[start of SUPPLIED RECORDS]

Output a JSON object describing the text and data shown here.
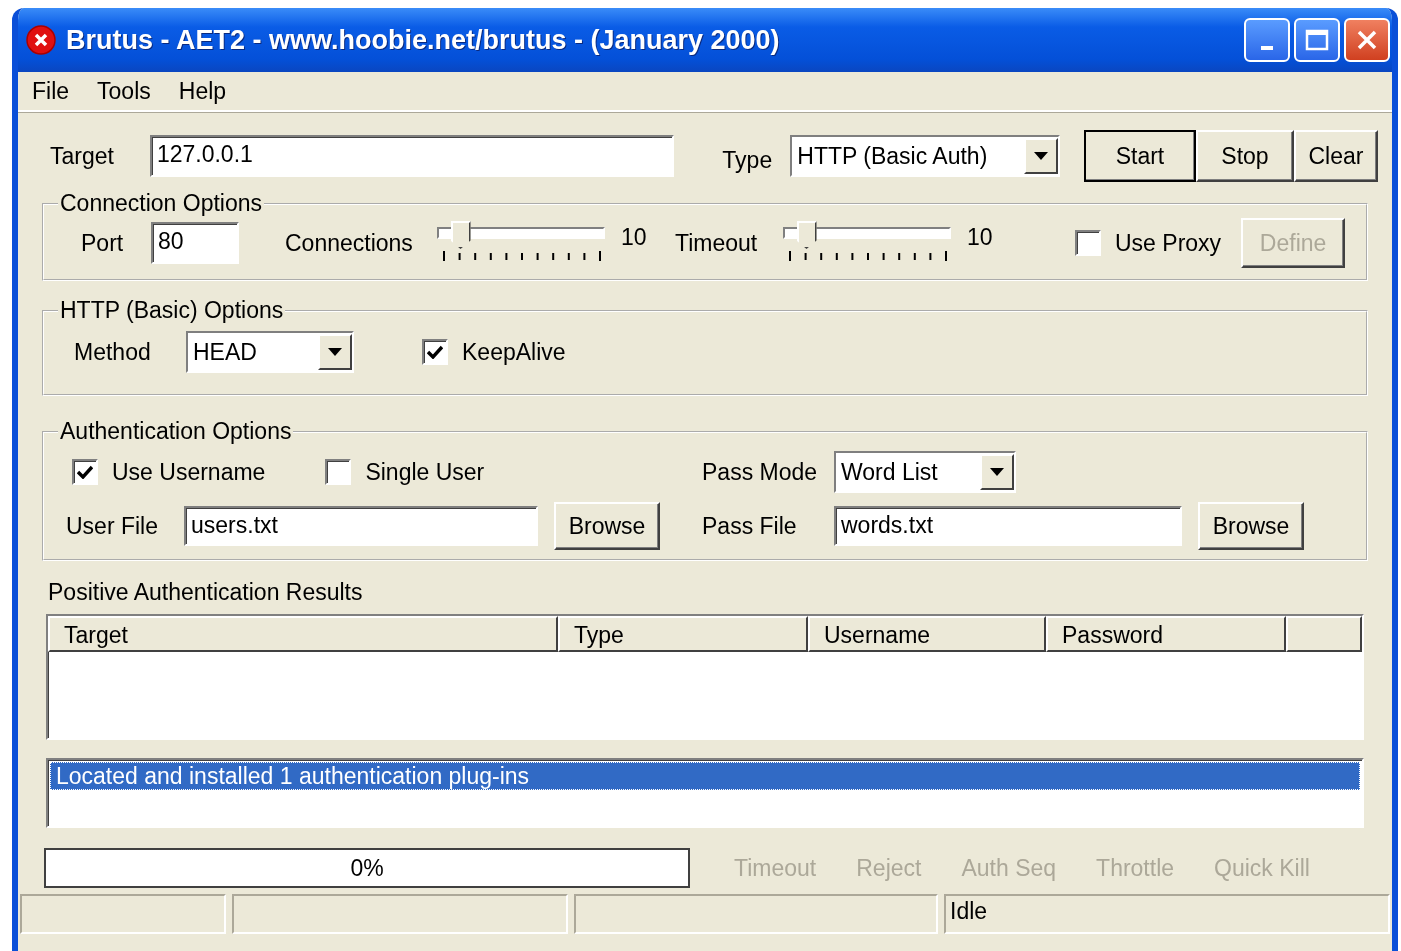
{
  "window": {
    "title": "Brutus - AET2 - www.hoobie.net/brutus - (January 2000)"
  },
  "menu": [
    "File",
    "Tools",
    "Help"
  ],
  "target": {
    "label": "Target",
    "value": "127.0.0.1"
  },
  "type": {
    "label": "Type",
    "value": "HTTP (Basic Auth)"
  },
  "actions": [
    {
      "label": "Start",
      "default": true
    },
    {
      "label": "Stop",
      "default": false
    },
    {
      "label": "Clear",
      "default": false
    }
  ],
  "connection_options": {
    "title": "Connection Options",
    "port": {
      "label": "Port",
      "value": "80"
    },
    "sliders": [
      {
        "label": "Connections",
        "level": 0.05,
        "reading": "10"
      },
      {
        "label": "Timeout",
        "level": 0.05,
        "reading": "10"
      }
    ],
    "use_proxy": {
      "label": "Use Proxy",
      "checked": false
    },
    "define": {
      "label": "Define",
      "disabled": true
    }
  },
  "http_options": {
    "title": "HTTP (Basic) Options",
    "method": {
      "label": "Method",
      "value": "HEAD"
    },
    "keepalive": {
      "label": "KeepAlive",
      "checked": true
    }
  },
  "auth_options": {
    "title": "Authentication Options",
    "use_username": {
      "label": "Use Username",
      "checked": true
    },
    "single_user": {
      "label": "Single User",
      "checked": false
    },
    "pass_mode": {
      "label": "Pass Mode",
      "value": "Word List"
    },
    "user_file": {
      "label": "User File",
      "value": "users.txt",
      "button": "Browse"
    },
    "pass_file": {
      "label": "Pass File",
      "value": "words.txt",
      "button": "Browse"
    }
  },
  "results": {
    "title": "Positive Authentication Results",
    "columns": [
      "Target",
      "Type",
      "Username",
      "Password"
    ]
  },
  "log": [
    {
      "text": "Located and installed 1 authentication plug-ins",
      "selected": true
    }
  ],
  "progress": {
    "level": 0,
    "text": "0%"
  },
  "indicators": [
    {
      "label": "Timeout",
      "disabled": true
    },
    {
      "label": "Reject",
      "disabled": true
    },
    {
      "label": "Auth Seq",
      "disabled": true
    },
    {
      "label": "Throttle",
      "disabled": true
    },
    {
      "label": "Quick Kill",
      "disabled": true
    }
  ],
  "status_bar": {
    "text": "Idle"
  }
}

[end of SUPPLIED RECORDS]

● EXERCISE TASK
Reproduce every line of the material precisely, omitting its pictures.

● FINISHED ANSWER
Output a JSON object describing the text and data shown here.
{
  "window": {
    "title": "Brutus - AET2 - www.hoobie.net/brutus - (January 2000)"
  },
  "menu": [
    "File",
    "Tools",
    "Help"
  ],
  "target": {
    "label": "Target",
    "value": "127.0.0.1"
  },
  "type": {
    "label": "Type",
    "value": "HTTP (Basic Auth)"
  },
  "actions": [
    {
      "label": "Start",
      "default": true
    },
    {
      "label": "Stop",
      "default": false
    },
    {
      "label": "Clear",
      "default": false
    }
  ],
  "connection_options": {
    "title": "Connection Options",
    "port": {
      "label": "Port",
      "value": "80"
    },
    "sliders": [
      {
        "label": "Connections",
        "level": 0.05,
        "reading": "10"
      },
      {
        "label": "Timeout",
        "level": 0.05,
        "reading": "10"
      }
    ],
    "use_proxy": {
      "label": "Use Proxy",
      "checked": false
    },
    "define": {
      "label": "Define",
      "disabled": true
    }
  },
  "http_options": {
    "title": "HTTP (Basic) Options",
    "method": {
      "label": "Method",
      "value": "HEAD"
    },
    "keepalive": {
      "label": "KeepAlive",
      "checked": true
    }
  },
  "auth_options": {
    "title": "Authentication Options",
    "use_username": {
      "label": "Use Username",
      "checked": true
    },
    "single_user": {
      "label": "Single User",
      "checked": false
    },
    "pass_mode": {
      "label": "Pass Mode",
      "value": "Word List"
    },
    "user_file": {
      "label": "User File",
      "value": "users.txt",
      "button": "Browse"
    },
    "pass_file": {
      "label": "Pass File",
      "value": "words.txt",
      "button": "Browse"
    }
  },
  "results": {
    "title": "Positive Authentication Results",
    "columns": [
      "Target",
      "Type",
      "Username",
      "Password"
    ]
  },
  "log": [
    {
      "text": "Located and installed 1 authentication plug-ins",
      "selected": true
    }
  ],
  "progress": {
    "level": 0,
    "text": "0%"
  },
  "indicators": [
    {
      "label": "Timeout",
      "disabled": true
    },
    {
      "label": "Reject",
      "disabled": true
    },
    {
      "label": "Auth Seq",
      "disabled": true
    },
    {
      "label": "Throttle",
      "disabled": true
    },
    {
      "label": "Quick Kill",
      "disabled": true
    }
  ],
  "status_bar": {
    "text": "Idle"
  }
}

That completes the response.